Source records:
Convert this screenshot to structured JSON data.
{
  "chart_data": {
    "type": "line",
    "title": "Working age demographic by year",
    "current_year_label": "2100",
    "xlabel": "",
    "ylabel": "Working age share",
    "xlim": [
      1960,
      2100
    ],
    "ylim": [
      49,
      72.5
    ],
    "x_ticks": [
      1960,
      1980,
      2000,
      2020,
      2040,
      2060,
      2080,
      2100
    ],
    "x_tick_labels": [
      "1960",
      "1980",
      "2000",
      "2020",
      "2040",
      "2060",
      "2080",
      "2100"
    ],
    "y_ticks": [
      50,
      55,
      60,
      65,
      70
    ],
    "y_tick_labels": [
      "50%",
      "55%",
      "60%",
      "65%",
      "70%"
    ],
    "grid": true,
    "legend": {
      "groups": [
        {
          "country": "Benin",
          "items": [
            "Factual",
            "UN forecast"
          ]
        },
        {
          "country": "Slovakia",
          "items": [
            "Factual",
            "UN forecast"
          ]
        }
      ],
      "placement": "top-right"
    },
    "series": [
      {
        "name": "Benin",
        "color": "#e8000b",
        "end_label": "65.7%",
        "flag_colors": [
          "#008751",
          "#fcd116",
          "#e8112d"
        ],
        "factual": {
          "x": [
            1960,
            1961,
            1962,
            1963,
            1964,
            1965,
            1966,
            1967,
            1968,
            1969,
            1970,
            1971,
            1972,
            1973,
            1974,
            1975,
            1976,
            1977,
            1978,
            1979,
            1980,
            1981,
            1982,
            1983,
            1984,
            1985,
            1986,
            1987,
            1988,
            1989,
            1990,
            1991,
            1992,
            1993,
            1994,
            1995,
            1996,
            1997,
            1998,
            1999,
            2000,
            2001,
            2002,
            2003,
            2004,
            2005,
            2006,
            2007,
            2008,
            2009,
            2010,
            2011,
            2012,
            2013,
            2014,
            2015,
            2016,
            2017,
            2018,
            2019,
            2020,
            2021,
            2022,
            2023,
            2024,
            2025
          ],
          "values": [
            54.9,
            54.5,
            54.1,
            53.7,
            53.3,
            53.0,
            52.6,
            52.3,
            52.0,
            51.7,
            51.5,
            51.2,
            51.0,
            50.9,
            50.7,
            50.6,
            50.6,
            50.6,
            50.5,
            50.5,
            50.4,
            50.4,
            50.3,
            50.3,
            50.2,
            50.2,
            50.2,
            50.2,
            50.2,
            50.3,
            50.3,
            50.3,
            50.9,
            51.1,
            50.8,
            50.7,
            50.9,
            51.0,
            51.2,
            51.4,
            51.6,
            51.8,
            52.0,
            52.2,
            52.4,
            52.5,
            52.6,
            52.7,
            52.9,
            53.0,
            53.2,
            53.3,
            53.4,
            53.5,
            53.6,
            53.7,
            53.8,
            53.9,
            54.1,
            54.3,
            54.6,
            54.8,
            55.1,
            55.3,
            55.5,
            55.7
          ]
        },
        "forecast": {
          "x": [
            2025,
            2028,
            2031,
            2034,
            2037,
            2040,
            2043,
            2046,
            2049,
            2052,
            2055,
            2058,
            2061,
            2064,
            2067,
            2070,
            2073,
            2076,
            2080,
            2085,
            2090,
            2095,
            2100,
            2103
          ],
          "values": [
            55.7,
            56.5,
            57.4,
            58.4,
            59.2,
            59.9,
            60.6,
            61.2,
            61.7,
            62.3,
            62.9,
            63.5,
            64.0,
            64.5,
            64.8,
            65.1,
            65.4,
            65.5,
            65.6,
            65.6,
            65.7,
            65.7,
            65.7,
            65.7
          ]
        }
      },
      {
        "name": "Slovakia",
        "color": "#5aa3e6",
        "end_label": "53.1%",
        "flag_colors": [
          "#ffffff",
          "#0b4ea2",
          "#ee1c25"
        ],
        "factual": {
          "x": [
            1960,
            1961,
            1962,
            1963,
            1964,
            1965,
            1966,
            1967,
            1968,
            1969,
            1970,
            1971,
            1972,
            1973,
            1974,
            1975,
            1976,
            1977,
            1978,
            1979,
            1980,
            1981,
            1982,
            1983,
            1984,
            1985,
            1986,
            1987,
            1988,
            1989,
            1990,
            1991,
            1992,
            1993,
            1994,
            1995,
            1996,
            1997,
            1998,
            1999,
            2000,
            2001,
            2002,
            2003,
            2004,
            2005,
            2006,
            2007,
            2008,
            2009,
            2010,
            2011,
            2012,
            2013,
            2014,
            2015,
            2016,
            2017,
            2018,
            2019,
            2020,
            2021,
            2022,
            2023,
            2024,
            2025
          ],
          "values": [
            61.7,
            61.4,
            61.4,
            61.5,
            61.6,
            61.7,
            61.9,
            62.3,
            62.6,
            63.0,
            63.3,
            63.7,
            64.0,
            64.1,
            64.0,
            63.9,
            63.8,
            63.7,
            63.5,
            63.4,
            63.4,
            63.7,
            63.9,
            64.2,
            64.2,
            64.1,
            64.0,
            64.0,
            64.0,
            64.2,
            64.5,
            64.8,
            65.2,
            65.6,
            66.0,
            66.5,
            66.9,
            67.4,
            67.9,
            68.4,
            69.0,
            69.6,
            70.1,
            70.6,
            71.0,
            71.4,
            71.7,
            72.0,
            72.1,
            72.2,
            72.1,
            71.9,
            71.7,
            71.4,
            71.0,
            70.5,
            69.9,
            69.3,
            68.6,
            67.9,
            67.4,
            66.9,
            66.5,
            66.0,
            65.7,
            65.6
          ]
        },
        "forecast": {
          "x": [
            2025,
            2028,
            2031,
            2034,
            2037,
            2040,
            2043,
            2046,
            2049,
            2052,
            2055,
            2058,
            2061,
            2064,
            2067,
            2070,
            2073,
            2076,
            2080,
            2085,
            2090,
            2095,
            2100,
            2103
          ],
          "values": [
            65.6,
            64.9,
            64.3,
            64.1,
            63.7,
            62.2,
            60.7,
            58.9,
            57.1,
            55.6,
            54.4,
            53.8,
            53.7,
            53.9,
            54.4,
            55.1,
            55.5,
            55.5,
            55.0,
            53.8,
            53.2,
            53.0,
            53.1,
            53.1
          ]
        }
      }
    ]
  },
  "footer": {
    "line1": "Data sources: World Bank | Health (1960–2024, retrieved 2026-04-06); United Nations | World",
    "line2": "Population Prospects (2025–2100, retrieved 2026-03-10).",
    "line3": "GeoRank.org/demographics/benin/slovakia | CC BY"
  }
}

==

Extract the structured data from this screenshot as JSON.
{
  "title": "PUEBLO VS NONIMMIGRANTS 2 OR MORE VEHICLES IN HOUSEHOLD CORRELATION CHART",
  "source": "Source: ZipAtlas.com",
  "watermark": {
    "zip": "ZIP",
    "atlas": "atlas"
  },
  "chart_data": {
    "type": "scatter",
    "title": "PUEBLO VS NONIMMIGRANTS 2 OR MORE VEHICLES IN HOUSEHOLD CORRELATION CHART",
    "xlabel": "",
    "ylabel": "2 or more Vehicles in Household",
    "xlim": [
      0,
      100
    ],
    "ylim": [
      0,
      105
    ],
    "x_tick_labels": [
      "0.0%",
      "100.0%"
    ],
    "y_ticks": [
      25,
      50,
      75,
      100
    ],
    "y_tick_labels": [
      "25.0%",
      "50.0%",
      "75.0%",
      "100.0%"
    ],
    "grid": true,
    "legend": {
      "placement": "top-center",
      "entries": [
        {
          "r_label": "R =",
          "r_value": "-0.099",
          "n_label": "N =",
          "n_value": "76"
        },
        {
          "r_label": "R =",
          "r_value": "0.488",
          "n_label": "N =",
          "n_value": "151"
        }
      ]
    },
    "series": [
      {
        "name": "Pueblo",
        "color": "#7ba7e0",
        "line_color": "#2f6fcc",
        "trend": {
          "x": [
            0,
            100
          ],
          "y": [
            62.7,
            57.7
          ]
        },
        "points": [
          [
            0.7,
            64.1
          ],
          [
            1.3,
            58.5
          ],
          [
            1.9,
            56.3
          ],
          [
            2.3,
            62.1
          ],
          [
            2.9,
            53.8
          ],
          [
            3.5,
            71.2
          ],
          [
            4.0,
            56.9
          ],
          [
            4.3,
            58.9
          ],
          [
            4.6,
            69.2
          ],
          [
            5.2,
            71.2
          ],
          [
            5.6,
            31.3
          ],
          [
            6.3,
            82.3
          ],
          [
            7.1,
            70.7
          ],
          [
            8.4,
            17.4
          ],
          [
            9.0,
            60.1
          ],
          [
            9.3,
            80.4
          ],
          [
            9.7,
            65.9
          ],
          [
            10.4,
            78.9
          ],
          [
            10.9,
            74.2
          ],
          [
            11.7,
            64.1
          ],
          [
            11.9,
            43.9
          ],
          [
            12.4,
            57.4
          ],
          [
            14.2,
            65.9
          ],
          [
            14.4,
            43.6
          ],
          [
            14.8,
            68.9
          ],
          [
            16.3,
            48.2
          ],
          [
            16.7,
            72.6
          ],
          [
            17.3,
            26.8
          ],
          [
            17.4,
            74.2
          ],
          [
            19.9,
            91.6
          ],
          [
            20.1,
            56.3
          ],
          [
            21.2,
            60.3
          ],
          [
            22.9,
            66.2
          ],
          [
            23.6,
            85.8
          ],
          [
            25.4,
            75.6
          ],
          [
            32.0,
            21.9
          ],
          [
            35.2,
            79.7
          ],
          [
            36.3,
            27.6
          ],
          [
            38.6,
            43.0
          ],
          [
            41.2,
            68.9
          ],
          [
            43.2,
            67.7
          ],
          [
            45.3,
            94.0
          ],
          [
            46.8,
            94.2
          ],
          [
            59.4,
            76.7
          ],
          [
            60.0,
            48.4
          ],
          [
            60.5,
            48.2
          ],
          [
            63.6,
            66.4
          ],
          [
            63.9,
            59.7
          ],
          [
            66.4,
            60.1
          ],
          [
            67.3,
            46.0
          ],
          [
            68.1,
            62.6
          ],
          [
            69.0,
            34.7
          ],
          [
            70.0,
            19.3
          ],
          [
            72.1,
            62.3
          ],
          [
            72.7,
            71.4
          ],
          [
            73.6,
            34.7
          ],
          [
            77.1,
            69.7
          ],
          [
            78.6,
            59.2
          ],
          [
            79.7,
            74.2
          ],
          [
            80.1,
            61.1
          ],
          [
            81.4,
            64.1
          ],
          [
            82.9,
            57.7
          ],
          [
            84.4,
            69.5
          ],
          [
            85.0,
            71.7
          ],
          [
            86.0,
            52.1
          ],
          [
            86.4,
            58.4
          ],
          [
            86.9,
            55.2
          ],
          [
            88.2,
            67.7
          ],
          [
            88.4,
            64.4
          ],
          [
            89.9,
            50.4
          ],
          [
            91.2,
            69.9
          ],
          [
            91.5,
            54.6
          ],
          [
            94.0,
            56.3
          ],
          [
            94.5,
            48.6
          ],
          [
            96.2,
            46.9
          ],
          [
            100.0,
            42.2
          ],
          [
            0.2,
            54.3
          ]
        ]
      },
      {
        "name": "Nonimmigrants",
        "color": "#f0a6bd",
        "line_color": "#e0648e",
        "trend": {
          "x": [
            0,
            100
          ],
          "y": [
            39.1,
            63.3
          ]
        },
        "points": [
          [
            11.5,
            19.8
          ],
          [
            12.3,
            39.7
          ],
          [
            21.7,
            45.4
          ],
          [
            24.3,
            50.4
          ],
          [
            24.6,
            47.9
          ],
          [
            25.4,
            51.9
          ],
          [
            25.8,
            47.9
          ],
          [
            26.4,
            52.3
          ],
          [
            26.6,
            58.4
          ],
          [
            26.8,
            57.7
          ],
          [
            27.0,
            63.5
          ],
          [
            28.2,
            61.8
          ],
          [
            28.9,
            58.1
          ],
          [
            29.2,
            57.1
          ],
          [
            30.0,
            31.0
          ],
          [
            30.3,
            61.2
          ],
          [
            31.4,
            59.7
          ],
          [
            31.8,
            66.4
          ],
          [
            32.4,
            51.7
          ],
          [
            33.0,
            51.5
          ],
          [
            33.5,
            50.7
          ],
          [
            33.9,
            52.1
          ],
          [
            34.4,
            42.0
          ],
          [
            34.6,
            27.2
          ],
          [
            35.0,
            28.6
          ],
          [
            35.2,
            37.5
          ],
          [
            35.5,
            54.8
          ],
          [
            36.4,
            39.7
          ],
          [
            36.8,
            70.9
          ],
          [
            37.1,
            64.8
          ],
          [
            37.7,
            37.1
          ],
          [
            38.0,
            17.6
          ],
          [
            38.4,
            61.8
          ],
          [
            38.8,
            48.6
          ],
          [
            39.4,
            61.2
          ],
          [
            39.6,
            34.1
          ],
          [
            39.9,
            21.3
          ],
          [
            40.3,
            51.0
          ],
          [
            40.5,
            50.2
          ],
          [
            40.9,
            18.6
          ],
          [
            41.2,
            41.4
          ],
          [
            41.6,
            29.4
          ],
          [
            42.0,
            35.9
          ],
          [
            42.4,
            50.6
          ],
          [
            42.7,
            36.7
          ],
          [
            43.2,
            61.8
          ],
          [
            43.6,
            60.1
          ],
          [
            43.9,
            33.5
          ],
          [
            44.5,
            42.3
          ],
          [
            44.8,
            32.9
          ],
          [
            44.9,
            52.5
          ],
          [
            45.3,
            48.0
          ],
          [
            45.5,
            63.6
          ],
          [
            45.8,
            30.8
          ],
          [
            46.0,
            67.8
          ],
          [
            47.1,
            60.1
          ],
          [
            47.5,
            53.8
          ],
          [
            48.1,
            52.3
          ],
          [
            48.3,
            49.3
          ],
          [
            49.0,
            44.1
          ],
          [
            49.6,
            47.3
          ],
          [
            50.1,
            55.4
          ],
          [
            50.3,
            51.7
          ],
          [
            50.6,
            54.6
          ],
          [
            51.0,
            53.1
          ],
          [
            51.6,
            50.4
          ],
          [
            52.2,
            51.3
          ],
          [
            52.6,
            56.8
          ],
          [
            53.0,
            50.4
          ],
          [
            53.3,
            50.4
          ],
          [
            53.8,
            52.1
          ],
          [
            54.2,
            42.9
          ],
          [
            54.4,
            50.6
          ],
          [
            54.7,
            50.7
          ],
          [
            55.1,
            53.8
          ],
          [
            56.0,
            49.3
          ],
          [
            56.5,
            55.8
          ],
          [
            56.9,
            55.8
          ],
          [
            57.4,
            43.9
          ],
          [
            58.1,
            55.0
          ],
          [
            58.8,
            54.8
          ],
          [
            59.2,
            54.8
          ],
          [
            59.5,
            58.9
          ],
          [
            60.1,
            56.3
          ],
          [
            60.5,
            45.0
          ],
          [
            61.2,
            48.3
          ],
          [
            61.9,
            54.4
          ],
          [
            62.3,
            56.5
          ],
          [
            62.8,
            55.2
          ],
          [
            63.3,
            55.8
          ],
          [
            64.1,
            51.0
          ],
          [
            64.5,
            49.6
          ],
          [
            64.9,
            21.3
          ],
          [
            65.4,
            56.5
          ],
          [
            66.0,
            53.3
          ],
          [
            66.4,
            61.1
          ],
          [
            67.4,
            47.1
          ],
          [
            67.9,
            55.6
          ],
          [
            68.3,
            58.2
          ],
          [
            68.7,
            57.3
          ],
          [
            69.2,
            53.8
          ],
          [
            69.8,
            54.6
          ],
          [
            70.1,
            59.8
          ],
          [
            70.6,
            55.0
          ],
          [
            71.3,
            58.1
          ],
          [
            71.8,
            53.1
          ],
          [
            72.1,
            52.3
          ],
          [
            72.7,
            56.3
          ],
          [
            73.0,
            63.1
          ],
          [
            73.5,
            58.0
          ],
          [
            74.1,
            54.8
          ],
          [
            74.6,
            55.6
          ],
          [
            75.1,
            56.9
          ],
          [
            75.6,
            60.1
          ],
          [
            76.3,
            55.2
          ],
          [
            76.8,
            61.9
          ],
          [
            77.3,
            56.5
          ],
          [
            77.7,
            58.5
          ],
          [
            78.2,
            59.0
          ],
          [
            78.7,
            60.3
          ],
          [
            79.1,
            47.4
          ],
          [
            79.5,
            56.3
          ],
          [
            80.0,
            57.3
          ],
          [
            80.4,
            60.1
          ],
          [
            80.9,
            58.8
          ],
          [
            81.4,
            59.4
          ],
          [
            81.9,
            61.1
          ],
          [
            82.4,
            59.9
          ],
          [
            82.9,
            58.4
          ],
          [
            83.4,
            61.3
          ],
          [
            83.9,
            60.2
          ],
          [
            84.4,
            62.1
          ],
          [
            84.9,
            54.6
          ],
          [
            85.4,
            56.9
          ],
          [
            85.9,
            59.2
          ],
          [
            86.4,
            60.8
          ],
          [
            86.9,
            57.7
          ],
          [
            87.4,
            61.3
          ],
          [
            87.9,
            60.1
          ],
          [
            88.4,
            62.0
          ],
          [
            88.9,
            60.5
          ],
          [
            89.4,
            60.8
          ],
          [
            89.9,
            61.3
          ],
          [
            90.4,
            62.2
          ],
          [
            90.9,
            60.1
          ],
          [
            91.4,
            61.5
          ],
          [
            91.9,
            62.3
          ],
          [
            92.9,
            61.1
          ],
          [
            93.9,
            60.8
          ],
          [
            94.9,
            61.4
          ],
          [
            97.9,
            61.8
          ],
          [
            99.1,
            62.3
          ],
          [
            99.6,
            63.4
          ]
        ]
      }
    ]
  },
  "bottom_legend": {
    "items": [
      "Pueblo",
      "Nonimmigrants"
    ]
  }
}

WRITTEN TASK: Identify the lines in the entries that hold "title" and return each one.

REPLY TO THE EXERCISE:
    "title": "Working age demographic by year",
  "title": "PUEBLO VS NONIMMIGRANTS 2 OR MORE VEHICLES IN HOUSEHOLD CORRELATION CHART",
    "title": "PUEBLO VS NONIMMIGRANTS 2 OR MORE VEHICLES IN HOUSEHOLD CORRELATION CHART",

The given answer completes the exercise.